• _Dataset excerpt_:
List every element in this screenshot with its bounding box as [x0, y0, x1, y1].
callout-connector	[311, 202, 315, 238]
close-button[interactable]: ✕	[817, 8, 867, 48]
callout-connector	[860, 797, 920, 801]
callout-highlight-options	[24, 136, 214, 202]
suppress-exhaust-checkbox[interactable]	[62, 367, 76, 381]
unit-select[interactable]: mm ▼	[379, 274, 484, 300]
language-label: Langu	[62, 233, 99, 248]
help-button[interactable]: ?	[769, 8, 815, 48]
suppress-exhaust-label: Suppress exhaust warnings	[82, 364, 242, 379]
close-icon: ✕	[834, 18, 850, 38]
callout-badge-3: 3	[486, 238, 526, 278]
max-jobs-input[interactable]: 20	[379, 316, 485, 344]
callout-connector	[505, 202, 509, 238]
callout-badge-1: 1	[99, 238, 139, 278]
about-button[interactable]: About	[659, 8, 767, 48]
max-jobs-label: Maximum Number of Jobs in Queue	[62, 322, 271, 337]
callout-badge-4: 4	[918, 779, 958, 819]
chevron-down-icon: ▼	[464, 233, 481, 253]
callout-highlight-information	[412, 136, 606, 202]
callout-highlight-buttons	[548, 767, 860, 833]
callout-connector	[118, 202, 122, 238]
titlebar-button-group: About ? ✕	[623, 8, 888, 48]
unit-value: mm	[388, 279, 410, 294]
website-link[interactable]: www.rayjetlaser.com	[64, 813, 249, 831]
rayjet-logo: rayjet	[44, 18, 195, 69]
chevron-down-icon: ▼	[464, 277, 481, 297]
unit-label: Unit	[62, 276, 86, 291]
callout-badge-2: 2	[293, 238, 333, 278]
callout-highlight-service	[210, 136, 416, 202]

• _Given instruction_:
Repeat the dataset excerpt lines above exactly, with nothing changed.

• _Written response_:
List every element in this screenshot with its bounding box as [x0, y0, x1, y1].
callout-connector	[311, 202, 315, 238]
close-button[interactable]: ✕	[817, 8, 867, 48]
callout-connector	[860, 797, 920, 801]
callout-highlight-options	[24, 136, 214, 202]
suppress-exhaust-checkbox[interactable]	[62, 367, 76, 381]
unit-select[interactable]: mm ▼	[379, 274, 484, 300]
language-label: Langu	[62, 233, 99, 248]
help-button[interactable]: ?	[769, 8, 815, 48]
suppress-exhaust-label: Suppress exhaust warnings	[82, 364, 242, 379]
close-icon: ✕	[834, 18, 850, 38]
callout-badge-3: 3	[486, 238, 526, 278]
max-jobs-input[interactable]: 20	[379, 316, 485, 344]
callout-connector	[505, 202, 509, 238]
callout-badge-1: 1	[99, 238, 139, 278]
about-button[interactable]: About	[659, 8, 767, 48]
max-jobs-label: Maximum Number of Jobs in Queue	[62, 322, 271, 337]
callout-badge-4: 4	[918, 779, 958, 819]
chevron-down-icon: ▼	[464, 233, 481, 253]
callout-highlight-information	[412, 136, 606, 202]
callout-highlight-buttons	[548, 767, 860, 833]
callout-connector	[118, 202, 122, 238]
titlebar-button-group: About ? ✕	[623, 8, 888, 48]
unit-value: mm	[388, 279, 410, 294]
website-link[interactable]: www.rayjetlaser.com	[64, 813, 249, 831]
rayjet-logo: rayjet	[44, 18, 195, 69]
chevron-down-icon: ▼	[464, 277, 481, 297]
unit-label: Unit	[62, 276, 86, 291]
callout-badge-2: 2	[293, 238, 333, 278]
callout-highlight-service	[210, 136, 416, 202]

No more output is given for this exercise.